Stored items
⟨

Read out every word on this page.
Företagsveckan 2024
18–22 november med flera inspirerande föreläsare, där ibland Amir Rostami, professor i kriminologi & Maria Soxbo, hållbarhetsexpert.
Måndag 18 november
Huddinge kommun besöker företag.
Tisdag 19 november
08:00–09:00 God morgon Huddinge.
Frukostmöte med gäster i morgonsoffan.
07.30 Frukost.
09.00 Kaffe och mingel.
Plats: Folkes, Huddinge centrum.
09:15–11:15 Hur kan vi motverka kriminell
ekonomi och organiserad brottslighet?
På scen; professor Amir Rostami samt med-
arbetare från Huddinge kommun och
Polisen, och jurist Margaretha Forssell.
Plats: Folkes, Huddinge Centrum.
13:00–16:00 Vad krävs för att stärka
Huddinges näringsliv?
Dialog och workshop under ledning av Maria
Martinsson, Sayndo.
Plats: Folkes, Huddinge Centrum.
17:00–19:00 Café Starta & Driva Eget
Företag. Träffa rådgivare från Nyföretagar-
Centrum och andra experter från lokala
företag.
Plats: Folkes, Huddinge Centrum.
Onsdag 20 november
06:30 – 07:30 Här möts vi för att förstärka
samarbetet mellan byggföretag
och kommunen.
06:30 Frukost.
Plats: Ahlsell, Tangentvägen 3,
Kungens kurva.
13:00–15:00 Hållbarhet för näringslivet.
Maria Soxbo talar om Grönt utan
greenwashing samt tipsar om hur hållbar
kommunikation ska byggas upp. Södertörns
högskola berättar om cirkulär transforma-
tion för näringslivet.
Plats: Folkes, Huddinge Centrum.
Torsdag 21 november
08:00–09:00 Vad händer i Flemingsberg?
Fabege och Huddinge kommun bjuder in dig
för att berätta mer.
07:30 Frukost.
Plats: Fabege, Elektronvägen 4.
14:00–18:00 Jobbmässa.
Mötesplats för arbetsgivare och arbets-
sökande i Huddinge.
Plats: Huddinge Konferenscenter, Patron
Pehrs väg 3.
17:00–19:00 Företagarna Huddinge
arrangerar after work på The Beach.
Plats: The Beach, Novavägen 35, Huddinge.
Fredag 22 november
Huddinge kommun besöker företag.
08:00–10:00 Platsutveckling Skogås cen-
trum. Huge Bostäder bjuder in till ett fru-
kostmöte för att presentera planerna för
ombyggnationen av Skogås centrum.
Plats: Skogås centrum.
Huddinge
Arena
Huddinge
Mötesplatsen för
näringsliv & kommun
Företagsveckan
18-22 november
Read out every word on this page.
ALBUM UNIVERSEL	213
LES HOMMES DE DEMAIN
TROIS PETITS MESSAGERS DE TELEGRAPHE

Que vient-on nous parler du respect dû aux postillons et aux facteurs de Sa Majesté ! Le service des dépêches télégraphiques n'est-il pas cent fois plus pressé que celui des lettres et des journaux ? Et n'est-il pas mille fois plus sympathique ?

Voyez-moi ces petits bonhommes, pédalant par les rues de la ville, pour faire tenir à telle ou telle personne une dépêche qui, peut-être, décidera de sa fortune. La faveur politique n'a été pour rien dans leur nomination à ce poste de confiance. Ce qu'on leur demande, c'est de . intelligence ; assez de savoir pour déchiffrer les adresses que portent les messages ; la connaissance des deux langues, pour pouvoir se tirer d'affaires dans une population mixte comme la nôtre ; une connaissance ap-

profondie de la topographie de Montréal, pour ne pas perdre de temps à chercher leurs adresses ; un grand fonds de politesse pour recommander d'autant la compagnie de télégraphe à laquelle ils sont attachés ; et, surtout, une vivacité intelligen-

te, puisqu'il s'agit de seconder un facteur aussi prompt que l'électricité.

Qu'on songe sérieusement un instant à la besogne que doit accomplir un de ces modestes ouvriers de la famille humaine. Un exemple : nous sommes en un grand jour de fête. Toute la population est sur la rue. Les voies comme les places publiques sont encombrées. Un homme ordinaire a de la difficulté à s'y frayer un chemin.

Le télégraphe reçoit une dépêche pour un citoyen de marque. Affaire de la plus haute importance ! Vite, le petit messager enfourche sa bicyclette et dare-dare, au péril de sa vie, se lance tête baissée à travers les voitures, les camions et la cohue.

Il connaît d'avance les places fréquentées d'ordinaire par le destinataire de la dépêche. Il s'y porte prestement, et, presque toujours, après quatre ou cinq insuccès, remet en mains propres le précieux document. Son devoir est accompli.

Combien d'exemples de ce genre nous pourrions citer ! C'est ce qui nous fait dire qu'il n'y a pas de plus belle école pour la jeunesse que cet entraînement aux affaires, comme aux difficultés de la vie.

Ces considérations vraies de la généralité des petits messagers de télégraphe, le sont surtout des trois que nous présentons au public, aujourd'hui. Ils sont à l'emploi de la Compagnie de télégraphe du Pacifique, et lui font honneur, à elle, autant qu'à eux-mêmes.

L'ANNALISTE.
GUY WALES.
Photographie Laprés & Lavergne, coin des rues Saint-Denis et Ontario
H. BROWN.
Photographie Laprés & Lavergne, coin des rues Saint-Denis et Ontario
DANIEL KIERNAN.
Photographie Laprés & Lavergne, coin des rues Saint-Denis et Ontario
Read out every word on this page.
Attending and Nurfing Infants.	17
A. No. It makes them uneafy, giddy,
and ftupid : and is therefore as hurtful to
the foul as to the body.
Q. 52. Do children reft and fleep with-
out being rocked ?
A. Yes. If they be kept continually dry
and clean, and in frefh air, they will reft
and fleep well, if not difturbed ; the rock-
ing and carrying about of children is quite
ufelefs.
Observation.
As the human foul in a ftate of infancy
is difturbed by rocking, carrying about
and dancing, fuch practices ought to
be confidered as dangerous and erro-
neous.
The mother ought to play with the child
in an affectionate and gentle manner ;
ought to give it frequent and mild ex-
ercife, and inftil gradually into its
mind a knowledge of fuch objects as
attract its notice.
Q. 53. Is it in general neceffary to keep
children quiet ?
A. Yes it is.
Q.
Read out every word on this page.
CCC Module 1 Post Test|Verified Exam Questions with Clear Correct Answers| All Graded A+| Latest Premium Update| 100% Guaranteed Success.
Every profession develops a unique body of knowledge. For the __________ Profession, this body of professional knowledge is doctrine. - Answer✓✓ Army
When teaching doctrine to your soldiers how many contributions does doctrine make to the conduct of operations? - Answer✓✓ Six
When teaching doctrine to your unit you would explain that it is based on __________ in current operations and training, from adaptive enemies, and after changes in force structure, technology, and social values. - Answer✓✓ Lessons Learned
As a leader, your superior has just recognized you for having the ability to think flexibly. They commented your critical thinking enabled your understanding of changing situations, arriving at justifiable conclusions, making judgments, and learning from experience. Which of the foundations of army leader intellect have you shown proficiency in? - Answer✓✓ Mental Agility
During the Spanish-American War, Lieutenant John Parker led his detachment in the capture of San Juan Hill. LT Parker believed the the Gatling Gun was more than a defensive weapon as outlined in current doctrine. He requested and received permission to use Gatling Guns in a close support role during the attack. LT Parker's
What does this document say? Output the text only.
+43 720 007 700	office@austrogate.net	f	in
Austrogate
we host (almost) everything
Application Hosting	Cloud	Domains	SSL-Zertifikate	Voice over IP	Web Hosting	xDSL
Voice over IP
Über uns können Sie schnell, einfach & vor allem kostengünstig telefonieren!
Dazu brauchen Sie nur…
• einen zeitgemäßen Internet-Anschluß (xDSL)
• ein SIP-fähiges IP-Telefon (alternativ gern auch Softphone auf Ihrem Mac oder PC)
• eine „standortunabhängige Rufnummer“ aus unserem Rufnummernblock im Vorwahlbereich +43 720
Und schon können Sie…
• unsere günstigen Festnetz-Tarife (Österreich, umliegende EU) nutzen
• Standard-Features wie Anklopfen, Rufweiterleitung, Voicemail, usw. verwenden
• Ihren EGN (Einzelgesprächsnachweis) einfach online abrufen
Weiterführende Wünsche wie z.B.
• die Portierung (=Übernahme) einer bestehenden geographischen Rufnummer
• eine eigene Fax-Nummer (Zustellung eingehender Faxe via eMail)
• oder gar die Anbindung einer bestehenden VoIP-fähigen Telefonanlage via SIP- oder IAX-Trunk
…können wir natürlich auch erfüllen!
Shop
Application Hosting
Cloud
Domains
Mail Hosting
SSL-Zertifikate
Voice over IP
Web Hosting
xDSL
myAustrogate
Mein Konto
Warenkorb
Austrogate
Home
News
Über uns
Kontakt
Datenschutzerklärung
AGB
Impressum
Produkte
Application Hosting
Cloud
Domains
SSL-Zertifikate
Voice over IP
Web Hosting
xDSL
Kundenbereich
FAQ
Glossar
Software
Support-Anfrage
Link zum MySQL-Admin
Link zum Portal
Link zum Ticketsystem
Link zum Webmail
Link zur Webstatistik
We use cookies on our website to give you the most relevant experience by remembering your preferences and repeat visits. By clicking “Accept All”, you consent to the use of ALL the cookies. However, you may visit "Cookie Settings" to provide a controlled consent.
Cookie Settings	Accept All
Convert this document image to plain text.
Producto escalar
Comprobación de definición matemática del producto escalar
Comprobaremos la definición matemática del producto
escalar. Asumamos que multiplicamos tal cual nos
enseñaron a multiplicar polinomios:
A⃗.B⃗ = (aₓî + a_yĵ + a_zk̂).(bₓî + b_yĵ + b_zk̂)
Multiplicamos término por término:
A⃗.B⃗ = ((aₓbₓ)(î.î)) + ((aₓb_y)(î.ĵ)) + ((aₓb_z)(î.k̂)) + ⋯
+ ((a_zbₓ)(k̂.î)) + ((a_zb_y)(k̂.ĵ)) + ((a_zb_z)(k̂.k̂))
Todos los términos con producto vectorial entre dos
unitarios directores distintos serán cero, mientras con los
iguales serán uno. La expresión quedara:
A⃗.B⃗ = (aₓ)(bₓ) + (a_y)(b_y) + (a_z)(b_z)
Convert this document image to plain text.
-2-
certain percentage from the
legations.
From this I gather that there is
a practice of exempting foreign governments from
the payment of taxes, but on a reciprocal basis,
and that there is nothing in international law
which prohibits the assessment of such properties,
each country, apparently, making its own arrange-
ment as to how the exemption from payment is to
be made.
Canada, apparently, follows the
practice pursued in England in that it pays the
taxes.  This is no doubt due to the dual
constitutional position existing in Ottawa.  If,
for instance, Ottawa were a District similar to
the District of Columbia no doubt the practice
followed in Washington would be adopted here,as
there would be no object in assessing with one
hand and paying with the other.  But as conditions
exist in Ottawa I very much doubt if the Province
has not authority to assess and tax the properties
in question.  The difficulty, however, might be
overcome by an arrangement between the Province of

⟩

=== GIVEN PROBLEM ===
List every line above that holds the word "ought".

=== THE SOLUTION ===
and dancing, fuch practices ought to
The mother ought to play with the child
ought to give it frequent and mild ex-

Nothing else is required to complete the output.